__Stored items from a collection__.

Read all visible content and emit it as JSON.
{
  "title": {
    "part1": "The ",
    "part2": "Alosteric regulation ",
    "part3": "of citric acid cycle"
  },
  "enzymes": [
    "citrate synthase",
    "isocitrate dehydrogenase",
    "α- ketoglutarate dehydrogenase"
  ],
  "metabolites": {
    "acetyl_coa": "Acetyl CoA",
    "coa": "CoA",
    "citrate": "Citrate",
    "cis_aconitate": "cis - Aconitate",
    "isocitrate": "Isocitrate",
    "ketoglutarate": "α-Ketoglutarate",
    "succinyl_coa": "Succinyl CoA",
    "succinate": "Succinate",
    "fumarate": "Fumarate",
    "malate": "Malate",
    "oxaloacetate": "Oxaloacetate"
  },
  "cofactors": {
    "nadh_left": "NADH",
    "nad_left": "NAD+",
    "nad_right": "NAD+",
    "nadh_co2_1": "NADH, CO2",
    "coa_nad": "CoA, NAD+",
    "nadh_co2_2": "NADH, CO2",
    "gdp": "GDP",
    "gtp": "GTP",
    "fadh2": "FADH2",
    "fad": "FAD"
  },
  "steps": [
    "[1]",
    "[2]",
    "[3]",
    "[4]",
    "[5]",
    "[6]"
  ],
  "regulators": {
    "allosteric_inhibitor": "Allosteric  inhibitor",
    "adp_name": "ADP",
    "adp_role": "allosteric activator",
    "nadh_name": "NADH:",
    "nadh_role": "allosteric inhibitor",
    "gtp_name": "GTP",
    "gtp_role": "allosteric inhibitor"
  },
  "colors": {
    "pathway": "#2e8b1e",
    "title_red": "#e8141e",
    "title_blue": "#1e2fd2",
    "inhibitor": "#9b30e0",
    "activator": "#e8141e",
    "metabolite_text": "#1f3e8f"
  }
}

__Directions for this task__. Review the preceding data and report every line that includes the string "isocitrate".

__Response for this exercise__.
    "isocitrate dehydrogenase",
    "isocitrate": "Isocitrate",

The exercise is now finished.